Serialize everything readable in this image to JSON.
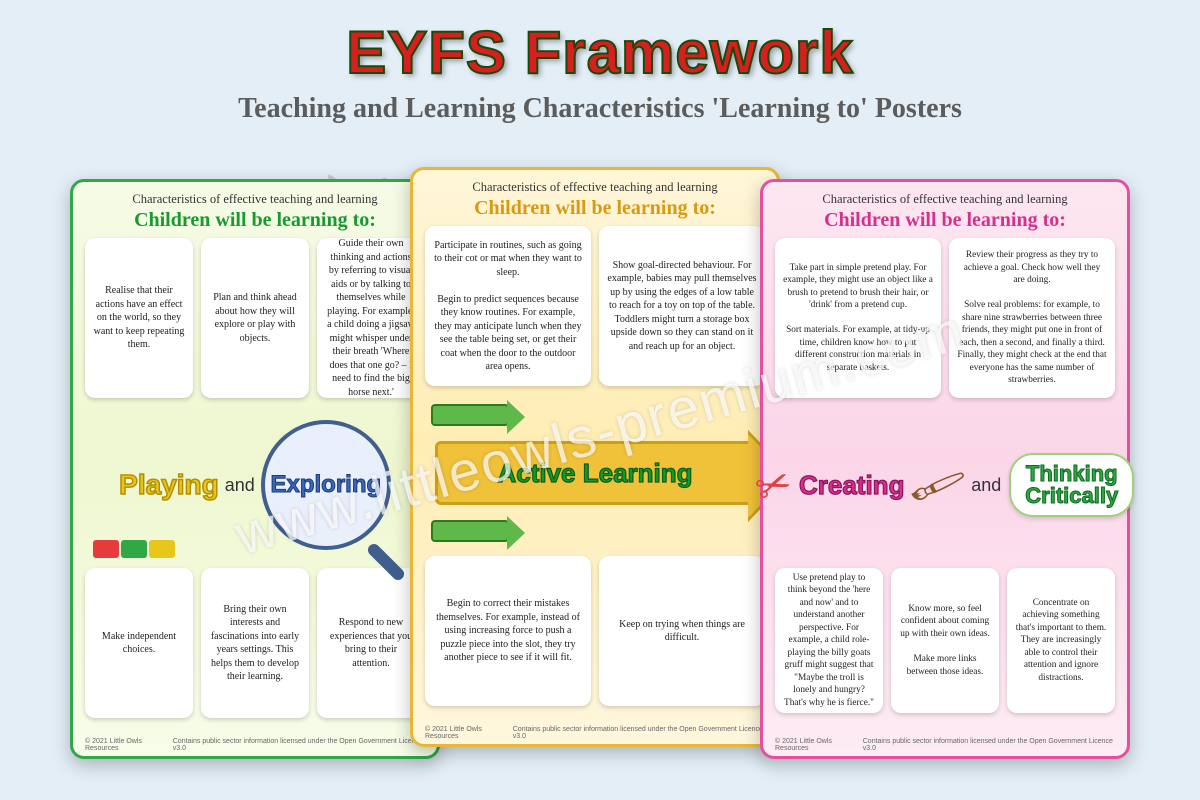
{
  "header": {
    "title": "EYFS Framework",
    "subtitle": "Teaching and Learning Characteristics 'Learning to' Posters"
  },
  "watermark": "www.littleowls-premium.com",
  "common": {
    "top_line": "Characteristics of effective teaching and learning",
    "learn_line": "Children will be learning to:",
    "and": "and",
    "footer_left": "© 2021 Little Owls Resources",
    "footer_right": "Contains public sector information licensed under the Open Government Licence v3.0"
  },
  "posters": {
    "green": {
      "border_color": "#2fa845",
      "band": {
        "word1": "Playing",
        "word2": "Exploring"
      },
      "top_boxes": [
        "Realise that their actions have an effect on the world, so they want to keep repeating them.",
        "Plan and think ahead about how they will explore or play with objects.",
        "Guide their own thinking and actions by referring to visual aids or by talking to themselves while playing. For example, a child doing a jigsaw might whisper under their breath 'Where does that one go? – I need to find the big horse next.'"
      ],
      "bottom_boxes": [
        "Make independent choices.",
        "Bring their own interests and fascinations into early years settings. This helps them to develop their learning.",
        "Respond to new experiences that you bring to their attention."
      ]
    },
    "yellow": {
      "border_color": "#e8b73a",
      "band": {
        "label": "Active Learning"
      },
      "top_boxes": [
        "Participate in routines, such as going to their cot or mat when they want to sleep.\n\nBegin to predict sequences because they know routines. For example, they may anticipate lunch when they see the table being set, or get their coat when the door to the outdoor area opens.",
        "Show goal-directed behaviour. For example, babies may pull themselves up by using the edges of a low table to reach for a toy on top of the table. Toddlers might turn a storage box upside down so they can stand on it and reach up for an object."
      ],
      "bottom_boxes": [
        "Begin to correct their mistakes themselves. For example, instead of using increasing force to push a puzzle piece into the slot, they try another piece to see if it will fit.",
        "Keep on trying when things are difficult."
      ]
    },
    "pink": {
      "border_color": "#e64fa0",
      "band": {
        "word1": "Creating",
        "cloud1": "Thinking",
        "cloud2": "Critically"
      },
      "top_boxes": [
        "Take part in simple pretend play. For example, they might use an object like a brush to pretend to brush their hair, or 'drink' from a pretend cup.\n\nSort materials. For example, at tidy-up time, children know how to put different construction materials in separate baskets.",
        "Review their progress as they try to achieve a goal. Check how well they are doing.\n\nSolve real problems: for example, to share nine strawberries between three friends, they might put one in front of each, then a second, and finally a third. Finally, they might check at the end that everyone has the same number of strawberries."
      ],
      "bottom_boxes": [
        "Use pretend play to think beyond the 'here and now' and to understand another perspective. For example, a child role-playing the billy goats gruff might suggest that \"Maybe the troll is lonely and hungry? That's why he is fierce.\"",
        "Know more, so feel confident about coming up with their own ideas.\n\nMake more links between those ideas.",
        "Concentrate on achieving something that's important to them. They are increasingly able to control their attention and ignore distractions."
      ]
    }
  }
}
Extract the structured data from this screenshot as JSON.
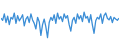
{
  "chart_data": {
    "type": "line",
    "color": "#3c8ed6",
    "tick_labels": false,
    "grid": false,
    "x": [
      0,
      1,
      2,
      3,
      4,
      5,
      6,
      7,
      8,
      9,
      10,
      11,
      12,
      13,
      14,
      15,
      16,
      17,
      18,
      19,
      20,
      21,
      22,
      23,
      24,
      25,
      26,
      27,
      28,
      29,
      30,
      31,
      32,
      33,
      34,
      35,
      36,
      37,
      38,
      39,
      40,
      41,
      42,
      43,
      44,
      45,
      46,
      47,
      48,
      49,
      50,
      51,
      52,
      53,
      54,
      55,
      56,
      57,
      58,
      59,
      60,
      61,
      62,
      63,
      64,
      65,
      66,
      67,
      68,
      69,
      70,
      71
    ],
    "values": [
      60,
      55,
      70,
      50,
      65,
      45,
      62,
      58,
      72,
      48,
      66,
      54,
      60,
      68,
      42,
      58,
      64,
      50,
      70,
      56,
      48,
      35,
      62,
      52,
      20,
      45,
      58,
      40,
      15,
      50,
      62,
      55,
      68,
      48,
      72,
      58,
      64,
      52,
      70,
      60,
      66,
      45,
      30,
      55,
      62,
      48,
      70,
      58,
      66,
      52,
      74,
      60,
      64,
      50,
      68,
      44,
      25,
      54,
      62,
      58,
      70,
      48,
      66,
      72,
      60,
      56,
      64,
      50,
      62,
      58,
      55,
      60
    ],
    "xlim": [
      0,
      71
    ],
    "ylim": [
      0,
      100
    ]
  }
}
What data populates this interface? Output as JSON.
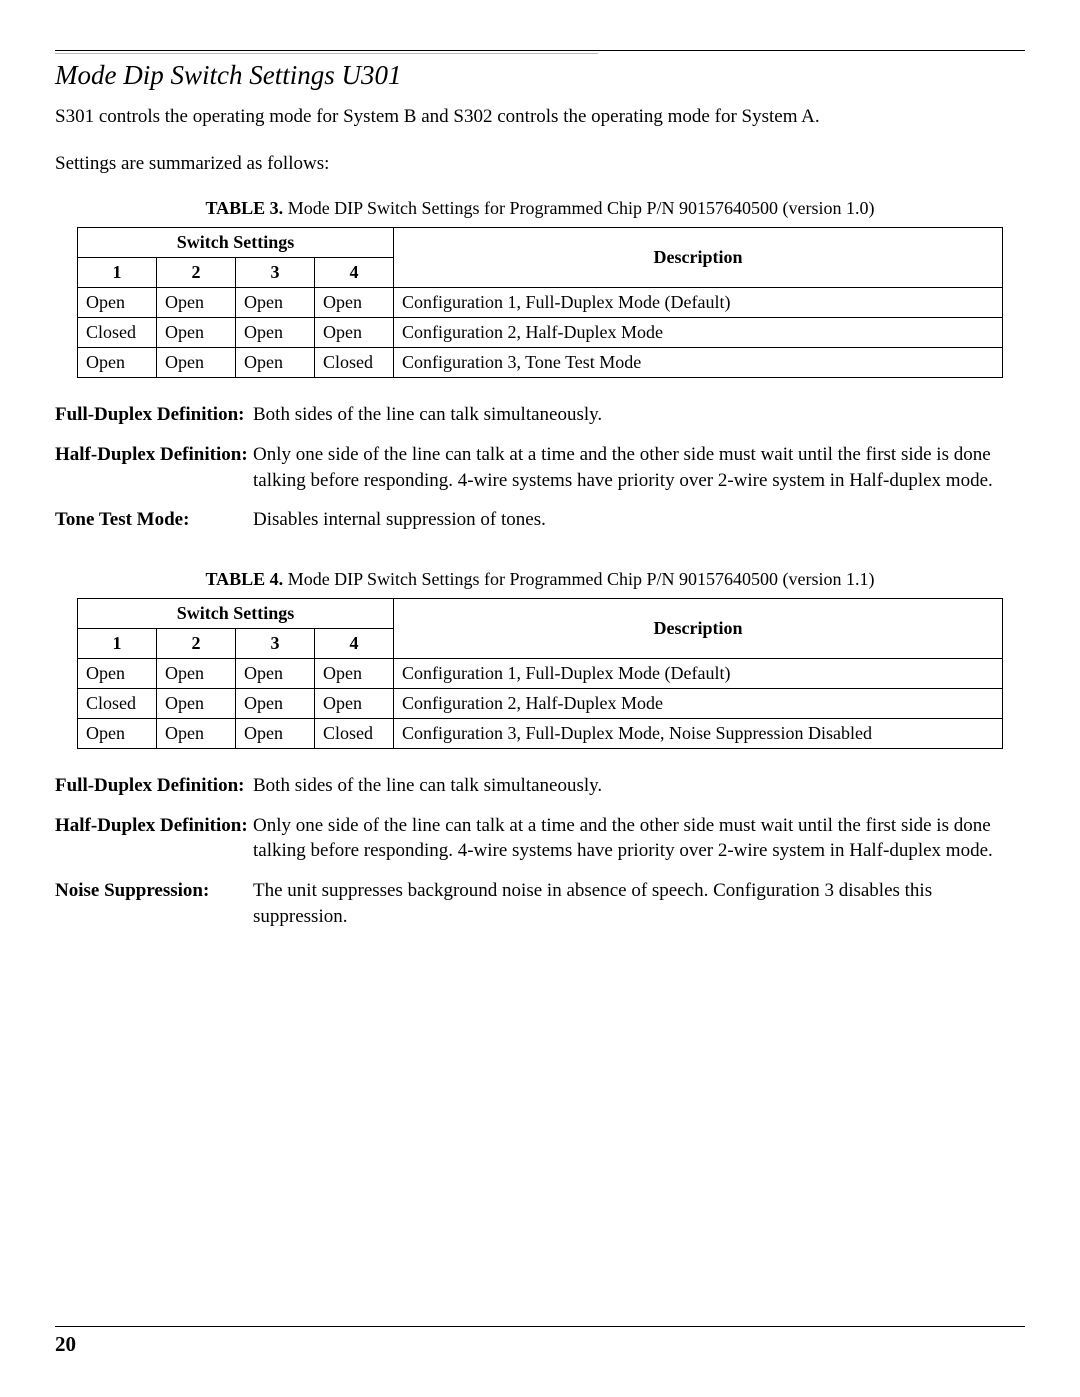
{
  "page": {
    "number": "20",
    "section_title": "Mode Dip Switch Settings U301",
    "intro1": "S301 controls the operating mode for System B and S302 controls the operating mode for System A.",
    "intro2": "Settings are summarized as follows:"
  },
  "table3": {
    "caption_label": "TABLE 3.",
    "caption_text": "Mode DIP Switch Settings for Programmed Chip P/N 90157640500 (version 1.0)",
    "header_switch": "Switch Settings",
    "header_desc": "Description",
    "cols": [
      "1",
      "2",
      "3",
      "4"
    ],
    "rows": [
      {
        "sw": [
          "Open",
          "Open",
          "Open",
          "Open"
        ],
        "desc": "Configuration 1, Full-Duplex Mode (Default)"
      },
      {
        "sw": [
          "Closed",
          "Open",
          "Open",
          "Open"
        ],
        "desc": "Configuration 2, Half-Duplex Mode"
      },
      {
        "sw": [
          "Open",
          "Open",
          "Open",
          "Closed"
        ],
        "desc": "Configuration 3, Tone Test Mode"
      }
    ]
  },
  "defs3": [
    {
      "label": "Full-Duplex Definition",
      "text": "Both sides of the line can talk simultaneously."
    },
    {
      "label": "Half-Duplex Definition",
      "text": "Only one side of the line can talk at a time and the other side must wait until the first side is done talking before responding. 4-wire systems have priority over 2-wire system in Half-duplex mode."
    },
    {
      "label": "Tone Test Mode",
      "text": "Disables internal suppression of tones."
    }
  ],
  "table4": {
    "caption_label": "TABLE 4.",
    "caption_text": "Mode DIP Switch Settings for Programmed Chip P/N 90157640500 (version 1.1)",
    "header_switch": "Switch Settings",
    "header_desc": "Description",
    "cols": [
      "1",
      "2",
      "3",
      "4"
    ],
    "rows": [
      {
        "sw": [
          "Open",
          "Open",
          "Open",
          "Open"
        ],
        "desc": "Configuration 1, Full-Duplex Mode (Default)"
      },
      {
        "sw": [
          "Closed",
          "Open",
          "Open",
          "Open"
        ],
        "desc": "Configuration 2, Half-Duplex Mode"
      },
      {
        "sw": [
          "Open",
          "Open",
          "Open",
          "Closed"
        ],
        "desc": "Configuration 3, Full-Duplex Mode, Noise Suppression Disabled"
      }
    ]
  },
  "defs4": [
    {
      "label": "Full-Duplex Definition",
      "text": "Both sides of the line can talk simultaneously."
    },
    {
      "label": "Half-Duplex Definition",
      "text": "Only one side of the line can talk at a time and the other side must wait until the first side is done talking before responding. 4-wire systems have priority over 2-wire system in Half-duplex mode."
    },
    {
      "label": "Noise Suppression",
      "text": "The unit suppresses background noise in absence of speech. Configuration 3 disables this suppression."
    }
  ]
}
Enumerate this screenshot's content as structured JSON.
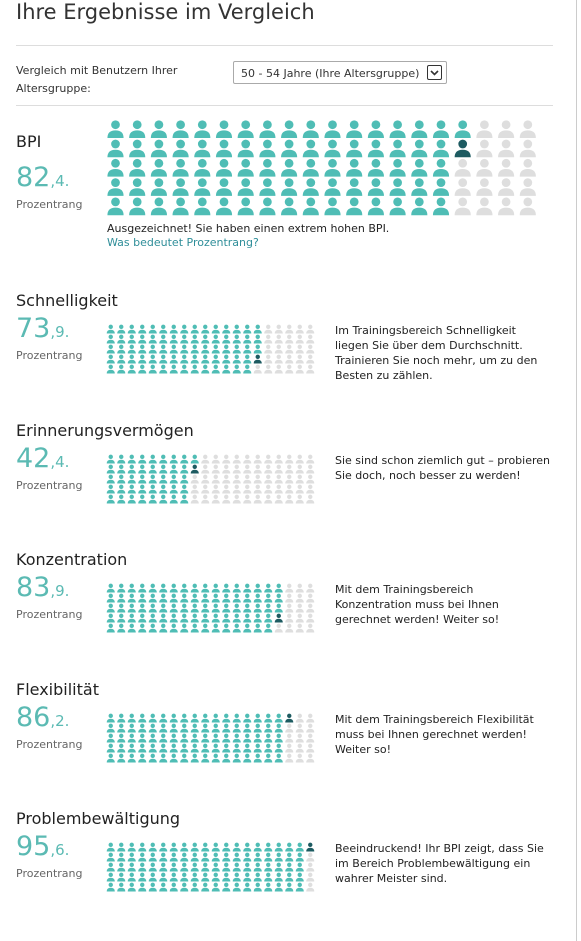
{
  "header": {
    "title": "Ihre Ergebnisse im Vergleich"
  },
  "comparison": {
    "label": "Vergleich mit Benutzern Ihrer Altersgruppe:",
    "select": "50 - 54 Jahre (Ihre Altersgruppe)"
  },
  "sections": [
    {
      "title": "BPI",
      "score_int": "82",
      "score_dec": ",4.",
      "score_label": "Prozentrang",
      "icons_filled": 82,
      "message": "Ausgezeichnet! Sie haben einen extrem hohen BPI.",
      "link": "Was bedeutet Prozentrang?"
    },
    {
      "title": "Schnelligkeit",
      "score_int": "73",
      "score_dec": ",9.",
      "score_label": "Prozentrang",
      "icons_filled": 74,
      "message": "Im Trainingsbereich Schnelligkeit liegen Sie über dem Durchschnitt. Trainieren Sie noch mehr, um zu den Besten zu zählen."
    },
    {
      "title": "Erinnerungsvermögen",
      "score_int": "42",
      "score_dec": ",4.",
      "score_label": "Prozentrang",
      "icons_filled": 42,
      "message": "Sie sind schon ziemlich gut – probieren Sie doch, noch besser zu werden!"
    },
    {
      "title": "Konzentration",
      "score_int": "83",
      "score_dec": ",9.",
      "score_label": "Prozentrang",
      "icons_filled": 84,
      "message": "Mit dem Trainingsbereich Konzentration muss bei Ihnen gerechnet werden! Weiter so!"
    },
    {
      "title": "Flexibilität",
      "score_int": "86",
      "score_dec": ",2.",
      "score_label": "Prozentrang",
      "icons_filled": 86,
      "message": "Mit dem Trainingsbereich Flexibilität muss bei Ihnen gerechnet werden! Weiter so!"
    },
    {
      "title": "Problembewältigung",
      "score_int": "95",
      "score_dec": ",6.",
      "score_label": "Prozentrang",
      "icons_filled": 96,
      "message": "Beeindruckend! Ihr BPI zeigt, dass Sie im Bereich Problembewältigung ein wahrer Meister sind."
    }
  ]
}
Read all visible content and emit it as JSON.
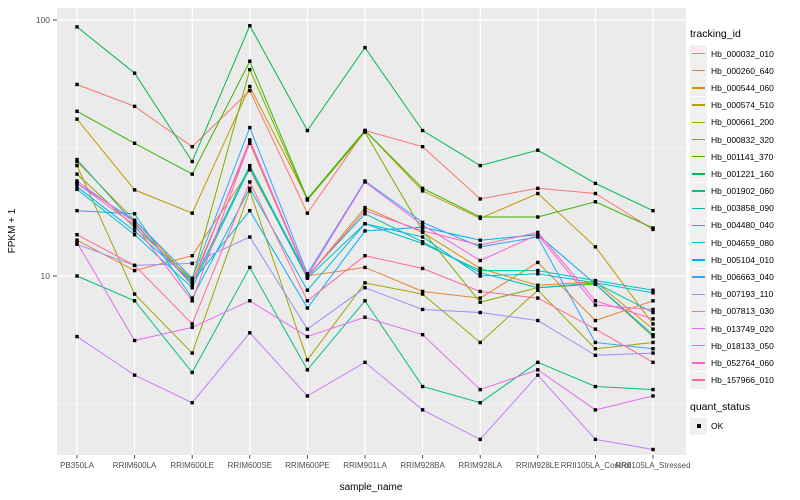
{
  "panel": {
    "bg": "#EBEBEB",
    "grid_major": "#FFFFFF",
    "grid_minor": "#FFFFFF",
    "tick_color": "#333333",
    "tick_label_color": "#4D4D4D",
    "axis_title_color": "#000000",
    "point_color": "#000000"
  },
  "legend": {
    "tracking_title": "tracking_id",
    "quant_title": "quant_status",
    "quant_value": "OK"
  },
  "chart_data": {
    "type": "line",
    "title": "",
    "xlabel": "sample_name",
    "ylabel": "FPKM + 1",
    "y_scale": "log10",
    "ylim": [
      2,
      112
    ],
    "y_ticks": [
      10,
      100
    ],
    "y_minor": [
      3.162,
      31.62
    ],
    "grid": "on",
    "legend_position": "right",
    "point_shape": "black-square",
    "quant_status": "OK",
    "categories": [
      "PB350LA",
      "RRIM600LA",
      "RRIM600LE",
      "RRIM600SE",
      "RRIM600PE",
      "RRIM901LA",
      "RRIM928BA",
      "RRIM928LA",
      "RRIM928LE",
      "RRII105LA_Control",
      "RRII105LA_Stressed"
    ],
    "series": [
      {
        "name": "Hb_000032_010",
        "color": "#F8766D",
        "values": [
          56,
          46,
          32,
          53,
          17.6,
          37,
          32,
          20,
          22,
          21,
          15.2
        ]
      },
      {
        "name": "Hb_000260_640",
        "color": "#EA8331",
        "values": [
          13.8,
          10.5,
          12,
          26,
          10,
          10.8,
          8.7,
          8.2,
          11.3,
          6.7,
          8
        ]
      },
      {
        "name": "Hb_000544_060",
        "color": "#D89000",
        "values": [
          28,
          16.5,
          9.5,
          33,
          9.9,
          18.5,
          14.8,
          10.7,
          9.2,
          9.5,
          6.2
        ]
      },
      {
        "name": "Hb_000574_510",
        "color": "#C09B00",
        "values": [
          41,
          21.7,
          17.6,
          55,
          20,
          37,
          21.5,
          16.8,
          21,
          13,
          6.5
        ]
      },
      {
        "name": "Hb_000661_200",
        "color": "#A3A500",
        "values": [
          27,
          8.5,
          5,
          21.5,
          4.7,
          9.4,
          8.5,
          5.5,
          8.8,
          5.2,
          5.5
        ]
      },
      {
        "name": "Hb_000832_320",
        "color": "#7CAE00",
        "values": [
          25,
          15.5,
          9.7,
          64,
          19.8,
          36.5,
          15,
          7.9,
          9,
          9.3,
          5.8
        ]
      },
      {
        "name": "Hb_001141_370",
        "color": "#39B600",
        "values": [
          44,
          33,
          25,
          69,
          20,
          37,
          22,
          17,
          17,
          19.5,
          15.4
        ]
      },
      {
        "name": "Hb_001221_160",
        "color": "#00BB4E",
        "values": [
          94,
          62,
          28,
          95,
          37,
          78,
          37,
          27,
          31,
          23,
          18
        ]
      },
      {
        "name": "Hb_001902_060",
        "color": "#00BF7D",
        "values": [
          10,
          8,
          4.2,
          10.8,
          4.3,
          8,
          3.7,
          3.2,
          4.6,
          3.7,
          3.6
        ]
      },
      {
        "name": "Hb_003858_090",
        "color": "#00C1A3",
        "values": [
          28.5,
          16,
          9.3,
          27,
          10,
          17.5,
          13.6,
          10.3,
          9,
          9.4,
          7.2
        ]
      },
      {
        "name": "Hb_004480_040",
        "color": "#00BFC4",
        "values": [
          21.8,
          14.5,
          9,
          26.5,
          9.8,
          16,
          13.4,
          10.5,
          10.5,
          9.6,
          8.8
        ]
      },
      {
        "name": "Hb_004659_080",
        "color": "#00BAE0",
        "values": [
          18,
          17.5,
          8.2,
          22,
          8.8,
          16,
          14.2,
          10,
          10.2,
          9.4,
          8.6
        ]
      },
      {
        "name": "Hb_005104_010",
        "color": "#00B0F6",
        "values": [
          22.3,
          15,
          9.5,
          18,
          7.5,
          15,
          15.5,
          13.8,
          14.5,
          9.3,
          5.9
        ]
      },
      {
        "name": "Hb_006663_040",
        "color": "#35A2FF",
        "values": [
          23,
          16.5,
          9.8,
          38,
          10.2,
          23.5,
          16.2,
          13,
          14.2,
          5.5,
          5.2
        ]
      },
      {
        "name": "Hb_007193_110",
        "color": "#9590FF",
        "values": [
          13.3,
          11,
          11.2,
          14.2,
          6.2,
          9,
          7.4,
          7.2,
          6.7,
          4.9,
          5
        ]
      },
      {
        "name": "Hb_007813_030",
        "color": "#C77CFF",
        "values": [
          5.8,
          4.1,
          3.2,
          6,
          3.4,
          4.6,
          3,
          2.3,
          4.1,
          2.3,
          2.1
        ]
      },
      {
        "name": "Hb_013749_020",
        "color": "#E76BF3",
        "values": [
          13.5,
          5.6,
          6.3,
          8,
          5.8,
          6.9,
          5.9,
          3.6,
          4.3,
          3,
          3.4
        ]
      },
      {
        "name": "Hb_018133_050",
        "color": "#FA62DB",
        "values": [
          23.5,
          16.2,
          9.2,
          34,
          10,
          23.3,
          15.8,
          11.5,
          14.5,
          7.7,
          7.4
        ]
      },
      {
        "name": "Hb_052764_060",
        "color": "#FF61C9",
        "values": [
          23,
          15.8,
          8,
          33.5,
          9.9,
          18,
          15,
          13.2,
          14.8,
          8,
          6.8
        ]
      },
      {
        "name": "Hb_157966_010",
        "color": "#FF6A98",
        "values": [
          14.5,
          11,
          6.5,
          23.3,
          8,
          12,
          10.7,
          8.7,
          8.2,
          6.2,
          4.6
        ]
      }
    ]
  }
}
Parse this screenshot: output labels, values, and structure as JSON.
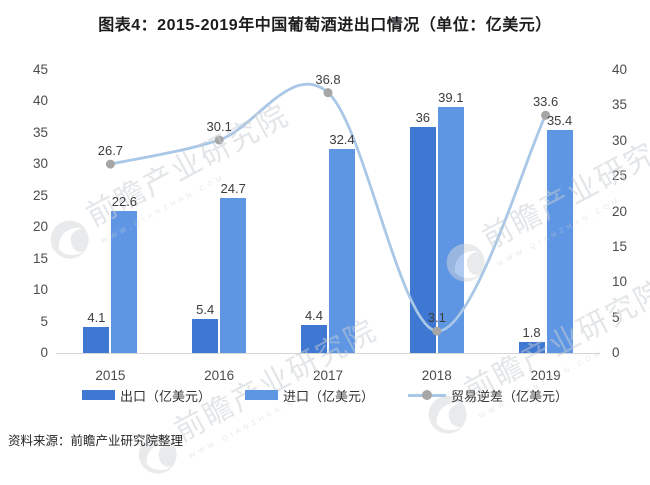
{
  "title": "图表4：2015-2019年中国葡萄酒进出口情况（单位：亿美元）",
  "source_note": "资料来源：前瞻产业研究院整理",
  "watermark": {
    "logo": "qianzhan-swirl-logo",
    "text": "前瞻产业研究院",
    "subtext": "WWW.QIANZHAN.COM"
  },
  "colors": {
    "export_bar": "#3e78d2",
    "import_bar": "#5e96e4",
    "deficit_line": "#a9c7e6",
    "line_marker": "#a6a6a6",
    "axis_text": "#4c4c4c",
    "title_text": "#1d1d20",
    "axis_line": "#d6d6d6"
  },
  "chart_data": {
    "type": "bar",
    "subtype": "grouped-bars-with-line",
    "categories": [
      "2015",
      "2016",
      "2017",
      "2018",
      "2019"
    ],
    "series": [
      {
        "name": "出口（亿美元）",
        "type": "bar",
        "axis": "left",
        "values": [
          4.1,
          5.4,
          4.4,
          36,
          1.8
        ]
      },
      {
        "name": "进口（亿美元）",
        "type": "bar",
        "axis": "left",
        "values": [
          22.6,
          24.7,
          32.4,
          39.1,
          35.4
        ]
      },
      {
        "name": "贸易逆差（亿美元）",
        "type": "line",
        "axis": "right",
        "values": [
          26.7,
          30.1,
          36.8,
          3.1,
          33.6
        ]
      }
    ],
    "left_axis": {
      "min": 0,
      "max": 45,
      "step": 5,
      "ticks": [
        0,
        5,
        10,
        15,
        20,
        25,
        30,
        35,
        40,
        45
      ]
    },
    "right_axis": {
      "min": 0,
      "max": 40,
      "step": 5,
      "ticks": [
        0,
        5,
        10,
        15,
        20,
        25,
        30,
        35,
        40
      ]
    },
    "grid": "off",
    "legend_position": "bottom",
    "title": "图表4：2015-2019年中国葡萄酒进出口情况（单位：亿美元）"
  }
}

◇ ◇ ◇

> **WHAT IS EXPECTED**
Look through the data above. Copy every line with the string "Chip" in it.

> **CORRECT OUTPUT**
    "caption_text": "Mode DIP Switch Settings for Programmed Chip P/N 90157640500 (version 1.0)",
    "caption_text": "Mode DIP Switch Settings for Programmed Chip P/N 90157640500 (version 1.1)",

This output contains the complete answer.